(Dataset records)
======
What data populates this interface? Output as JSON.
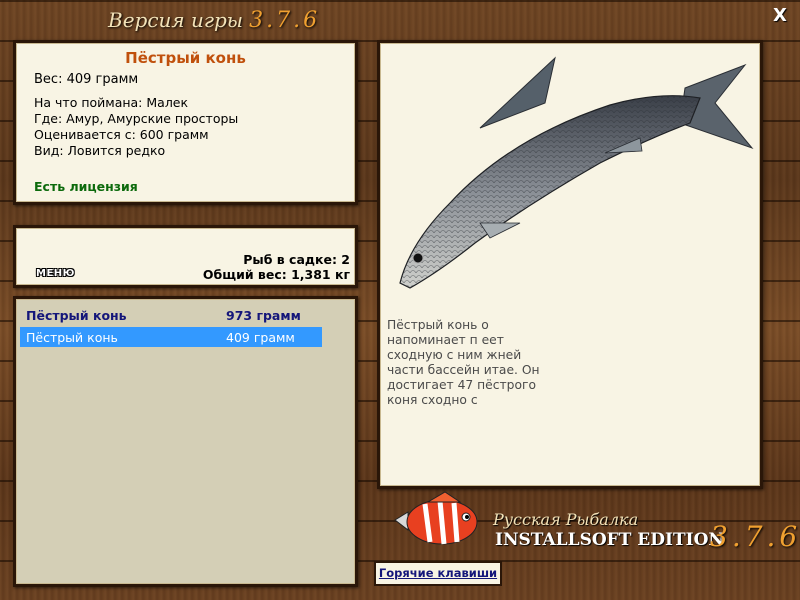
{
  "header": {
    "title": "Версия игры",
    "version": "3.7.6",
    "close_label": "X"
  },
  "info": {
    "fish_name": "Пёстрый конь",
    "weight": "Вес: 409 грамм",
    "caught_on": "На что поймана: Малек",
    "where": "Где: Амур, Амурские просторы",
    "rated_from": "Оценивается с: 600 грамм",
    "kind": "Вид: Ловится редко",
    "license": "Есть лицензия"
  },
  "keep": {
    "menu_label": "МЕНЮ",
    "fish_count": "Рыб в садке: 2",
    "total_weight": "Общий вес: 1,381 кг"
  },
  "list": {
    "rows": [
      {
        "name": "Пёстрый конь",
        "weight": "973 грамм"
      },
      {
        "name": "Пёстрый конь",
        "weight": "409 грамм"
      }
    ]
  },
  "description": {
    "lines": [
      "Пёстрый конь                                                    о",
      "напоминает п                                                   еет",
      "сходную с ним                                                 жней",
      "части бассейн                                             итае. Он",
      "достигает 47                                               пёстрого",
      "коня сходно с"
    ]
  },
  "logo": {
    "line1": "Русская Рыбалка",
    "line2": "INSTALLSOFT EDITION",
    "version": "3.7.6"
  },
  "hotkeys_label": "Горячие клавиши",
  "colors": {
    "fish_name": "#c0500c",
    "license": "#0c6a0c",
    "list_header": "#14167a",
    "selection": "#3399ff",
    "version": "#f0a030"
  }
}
======
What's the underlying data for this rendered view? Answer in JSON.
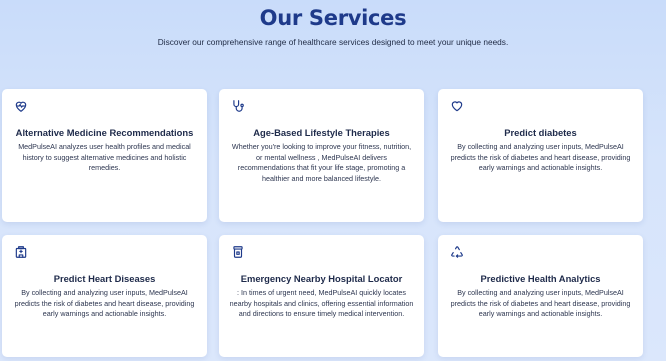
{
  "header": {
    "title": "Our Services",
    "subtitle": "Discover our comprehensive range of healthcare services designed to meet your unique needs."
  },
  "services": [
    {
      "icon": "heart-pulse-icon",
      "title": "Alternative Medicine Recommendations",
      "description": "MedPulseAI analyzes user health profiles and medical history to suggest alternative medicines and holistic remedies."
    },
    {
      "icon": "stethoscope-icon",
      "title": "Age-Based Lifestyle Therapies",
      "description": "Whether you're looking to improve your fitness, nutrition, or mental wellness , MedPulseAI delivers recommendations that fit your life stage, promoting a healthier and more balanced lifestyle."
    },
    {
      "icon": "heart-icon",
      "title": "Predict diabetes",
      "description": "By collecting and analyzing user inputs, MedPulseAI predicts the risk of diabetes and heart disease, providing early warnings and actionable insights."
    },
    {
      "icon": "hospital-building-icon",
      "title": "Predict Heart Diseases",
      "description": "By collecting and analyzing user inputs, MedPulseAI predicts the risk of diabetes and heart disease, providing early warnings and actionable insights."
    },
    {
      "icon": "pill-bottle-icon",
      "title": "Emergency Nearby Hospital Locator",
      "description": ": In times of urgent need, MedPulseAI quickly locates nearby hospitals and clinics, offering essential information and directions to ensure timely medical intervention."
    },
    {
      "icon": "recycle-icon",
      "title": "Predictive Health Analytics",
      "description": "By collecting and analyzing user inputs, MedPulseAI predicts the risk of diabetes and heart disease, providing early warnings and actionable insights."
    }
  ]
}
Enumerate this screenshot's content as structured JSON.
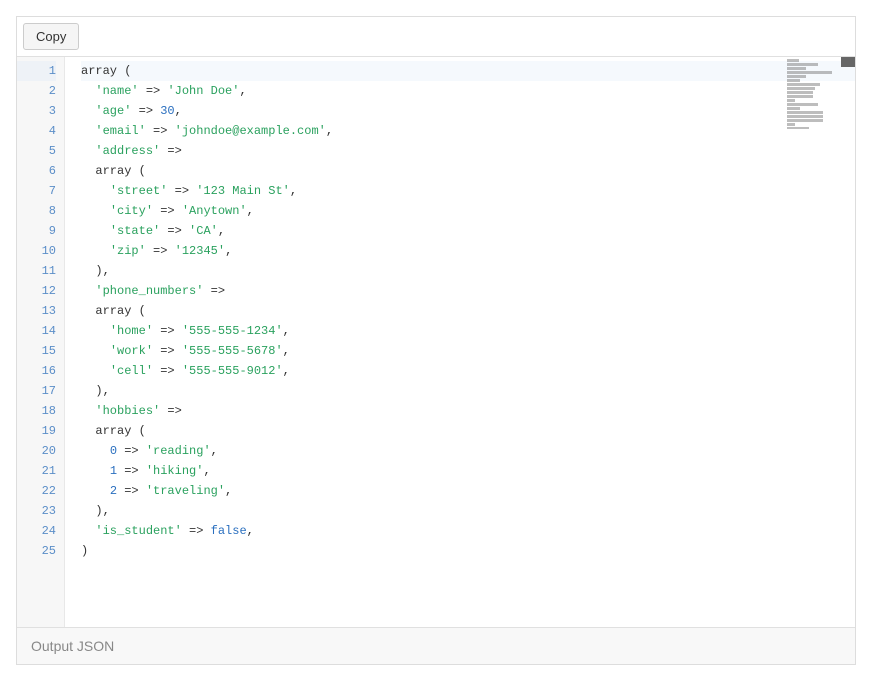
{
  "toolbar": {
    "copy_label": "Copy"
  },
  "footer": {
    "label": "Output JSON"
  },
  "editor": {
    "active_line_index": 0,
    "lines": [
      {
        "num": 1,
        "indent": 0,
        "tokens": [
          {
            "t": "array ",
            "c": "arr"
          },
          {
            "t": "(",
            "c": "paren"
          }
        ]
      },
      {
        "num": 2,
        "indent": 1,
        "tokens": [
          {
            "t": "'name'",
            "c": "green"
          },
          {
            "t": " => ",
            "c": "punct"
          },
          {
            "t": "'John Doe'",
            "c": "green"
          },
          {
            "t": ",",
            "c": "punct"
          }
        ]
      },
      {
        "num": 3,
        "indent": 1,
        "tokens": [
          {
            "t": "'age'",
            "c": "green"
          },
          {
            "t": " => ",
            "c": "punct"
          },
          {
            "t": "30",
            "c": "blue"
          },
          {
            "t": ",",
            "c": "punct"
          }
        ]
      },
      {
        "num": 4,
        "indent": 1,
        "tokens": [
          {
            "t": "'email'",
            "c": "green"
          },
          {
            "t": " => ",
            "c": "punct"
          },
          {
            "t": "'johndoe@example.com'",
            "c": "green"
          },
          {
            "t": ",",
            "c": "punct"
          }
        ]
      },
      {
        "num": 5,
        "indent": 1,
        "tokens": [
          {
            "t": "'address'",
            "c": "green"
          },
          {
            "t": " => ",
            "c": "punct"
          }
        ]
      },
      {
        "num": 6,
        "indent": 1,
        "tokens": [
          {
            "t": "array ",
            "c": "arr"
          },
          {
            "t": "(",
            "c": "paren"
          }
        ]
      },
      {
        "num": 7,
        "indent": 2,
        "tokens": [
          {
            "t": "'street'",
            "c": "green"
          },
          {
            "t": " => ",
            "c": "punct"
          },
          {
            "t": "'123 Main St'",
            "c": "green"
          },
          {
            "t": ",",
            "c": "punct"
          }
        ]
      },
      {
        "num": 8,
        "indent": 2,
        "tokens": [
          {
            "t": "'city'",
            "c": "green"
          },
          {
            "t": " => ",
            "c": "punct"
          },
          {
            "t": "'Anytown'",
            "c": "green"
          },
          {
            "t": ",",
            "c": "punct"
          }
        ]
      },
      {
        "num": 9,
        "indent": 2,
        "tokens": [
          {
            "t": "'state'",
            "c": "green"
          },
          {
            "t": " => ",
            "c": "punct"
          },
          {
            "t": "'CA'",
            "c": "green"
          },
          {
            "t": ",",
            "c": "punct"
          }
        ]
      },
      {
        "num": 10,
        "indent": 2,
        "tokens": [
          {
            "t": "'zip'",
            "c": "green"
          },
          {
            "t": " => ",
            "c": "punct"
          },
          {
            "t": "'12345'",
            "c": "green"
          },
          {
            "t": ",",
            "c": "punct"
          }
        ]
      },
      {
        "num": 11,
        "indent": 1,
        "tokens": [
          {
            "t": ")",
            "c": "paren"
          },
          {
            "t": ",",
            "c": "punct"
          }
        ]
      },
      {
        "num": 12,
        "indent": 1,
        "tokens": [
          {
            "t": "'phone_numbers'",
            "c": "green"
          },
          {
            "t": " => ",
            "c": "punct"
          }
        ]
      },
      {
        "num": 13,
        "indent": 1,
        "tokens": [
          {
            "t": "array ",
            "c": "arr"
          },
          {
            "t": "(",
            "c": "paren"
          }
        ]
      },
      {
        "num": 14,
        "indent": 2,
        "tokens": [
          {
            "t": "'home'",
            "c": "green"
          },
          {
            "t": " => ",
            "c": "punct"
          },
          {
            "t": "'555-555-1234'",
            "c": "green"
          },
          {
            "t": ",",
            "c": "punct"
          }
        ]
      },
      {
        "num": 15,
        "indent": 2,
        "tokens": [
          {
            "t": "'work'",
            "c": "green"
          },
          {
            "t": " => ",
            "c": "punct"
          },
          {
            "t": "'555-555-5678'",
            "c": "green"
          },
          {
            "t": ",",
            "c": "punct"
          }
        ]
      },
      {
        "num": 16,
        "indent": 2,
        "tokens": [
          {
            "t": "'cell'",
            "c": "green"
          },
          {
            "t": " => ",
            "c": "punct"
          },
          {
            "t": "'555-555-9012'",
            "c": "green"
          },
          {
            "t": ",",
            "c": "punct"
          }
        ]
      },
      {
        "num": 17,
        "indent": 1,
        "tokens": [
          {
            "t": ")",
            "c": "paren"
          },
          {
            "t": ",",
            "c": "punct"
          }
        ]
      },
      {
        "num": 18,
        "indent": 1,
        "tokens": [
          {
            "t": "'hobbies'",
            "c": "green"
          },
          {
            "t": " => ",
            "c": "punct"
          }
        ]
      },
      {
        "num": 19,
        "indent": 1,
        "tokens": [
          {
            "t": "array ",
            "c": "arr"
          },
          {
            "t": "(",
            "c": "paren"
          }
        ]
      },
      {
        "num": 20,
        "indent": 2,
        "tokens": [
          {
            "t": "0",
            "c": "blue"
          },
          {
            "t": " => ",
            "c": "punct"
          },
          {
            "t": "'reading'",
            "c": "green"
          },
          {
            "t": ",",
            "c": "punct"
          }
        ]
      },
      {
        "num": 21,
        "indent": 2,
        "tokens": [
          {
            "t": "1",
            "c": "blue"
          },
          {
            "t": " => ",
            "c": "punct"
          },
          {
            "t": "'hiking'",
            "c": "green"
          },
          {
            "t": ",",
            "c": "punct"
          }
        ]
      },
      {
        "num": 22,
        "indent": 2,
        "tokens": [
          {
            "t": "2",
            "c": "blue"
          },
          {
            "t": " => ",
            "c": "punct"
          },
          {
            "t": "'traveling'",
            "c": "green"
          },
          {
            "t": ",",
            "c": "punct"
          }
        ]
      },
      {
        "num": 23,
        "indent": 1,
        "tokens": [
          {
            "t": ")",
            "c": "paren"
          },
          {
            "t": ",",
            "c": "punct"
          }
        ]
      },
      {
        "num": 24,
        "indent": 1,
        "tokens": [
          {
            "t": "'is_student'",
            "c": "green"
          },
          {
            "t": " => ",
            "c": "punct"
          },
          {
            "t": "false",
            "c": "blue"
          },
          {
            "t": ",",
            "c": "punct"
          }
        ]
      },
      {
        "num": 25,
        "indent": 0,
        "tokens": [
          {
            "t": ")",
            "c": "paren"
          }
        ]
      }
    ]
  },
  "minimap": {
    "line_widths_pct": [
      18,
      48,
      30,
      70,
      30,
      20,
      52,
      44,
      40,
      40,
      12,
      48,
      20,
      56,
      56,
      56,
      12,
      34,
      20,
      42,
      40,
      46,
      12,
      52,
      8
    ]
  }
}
======
### Exercise
Check each line of the records for the word "license" and extract those that contain it.

### Exercise response
    "license": "Есть лицензия"
    "license": "#0c6a0c",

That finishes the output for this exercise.